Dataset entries
⁂

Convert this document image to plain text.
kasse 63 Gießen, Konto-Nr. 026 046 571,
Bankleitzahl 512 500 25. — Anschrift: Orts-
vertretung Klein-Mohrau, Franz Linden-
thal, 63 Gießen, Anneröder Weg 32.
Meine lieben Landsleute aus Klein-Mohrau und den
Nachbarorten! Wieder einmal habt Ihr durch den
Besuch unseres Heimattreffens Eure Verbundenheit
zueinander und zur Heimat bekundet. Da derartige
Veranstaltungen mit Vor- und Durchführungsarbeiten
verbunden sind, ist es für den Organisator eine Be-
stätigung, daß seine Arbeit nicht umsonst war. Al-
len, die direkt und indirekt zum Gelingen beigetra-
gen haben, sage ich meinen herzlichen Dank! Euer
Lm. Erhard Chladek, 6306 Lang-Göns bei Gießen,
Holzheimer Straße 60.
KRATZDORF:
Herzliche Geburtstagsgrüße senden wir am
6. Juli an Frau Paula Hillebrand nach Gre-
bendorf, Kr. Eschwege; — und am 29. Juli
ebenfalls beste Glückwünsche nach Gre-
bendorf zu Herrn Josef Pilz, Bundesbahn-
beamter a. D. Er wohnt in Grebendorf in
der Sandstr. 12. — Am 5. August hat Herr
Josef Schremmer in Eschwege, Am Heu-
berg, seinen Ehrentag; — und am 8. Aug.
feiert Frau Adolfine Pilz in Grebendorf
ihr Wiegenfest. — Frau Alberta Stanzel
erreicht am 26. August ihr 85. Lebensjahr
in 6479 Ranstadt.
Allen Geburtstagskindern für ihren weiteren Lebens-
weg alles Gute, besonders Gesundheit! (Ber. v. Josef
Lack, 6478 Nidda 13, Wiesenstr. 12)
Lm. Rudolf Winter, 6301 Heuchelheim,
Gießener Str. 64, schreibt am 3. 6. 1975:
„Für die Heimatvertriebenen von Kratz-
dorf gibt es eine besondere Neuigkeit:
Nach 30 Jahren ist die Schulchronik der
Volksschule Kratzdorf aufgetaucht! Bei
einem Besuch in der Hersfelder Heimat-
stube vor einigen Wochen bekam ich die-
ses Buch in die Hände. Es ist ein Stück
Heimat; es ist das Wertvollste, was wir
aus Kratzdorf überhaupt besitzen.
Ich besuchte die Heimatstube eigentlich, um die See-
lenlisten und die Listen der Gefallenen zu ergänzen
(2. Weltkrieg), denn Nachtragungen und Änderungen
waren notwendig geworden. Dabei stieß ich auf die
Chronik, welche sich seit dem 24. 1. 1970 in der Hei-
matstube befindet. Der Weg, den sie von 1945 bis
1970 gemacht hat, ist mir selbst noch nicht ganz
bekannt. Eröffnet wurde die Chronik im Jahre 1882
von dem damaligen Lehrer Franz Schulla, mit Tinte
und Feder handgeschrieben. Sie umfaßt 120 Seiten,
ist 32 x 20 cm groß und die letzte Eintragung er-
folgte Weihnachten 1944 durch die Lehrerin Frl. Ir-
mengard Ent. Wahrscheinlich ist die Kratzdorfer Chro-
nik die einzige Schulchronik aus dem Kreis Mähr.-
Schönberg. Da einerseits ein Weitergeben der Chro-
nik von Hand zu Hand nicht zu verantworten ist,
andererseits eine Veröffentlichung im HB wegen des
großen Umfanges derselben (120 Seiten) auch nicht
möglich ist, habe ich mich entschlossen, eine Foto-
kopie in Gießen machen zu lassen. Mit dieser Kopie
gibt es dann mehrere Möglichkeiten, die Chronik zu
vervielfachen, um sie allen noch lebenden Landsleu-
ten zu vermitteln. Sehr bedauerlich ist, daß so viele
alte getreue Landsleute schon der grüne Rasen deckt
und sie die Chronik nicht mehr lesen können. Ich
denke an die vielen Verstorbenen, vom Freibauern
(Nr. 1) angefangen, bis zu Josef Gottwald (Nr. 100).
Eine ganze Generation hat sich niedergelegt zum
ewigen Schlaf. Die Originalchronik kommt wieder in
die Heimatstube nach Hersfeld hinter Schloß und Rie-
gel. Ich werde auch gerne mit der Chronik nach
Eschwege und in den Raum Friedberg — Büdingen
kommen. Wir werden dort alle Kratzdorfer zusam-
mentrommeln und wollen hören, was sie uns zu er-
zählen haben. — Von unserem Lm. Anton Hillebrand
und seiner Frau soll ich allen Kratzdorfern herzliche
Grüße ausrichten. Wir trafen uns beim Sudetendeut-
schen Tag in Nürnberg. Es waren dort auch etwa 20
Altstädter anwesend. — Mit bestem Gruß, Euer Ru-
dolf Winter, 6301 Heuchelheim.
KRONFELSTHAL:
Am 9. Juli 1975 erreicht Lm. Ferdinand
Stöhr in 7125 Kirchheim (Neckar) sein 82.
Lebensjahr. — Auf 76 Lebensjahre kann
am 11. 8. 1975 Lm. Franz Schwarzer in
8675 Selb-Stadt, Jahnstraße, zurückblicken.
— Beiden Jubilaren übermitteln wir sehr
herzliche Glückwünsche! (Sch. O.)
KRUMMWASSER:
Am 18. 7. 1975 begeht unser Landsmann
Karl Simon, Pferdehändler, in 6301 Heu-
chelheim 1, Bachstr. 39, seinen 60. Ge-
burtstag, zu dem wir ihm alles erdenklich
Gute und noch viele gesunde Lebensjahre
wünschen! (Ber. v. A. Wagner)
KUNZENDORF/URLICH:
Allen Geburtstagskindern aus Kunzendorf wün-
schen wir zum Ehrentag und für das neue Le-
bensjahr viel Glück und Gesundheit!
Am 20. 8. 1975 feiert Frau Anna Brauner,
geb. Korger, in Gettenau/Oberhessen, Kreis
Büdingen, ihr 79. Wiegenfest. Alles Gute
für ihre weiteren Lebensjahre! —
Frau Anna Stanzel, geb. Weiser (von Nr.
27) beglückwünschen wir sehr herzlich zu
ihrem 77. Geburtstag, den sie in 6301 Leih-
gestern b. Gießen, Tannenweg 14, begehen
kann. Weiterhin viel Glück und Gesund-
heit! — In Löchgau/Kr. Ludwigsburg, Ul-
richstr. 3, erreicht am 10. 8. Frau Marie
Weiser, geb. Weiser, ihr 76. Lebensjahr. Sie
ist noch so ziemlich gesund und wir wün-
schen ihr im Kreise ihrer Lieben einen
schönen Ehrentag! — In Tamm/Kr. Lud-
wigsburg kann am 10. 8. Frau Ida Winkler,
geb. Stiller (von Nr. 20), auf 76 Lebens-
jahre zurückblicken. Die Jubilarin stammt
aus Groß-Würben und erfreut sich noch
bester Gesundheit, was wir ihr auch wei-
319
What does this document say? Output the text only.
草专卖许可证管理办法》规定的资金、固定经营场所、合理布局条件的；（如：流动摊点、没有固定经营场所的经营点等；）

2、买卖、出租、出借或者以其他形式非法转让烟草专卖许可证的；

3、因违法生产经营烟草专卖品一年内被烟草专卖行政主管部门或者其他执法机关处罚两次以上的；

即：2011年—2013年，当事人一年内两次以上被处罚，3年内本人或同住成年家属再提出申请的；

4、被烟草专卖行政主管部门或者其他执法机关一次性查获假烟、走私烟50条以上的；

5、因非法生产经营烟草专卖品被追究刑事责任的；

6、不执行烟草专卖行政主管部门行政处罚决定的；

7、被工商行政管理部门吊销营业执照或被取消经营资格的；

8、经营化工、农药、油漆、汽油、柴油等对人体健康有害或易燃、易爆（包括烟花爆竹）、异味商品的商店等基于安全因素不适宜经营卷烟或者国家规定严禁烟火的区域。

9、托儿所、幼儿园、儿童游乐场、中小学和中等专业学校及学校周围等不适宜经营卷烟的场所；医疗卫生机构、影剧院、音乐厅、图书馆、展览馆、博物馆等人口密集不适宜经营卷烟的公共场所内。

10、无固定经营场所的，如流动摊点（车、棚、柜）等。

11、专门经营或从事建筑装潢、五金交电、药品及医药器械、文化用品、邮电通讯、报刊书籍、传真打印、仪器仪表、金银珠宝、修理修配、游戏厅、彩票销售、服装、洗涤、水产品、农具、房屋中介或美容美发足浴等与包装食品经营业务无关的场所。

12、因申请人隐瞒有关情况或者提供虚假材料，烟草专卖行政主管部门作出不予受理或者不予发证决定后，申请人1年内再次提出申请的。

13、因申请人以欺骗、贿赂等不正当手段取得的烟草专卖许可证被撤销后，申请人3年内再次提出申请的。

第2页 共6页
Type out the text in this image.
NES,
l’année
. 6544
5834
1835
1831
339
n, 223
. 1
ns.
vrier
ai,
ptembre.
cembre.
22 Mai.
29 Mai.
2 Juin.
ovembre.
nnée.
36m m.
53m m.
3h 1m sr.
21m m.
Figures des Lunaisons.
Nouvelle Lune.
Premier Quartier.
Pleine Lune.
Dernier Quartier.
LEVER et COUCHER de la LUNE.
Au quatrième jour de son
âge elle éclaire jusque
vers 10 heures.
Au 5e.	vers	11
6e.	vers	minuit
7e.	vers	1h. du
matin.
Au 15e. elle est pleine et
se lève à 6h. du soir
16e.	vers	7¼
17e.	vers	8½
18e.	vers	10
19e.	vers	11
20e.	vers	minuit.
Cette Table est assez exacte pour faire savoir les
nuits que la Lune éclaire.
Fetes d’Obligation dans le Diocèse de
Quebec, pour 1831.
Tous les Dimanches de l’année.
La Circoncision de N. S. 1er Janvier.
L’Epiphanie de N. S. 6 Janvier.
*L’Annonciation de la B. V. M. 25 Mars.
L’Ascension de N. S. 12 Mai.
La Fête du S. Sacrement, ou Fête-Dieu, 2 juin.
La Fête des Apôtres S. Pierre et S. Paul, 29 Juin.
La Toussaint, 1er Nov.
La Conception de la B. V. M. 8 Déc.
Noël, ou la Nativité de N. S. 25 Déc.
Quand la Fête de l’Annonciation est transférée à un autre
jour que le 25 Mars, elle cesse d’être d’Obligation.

⁂

### GIVEN PROBLEM
How many of these lines contain "seinen"? Write only the number.

### REPLY
2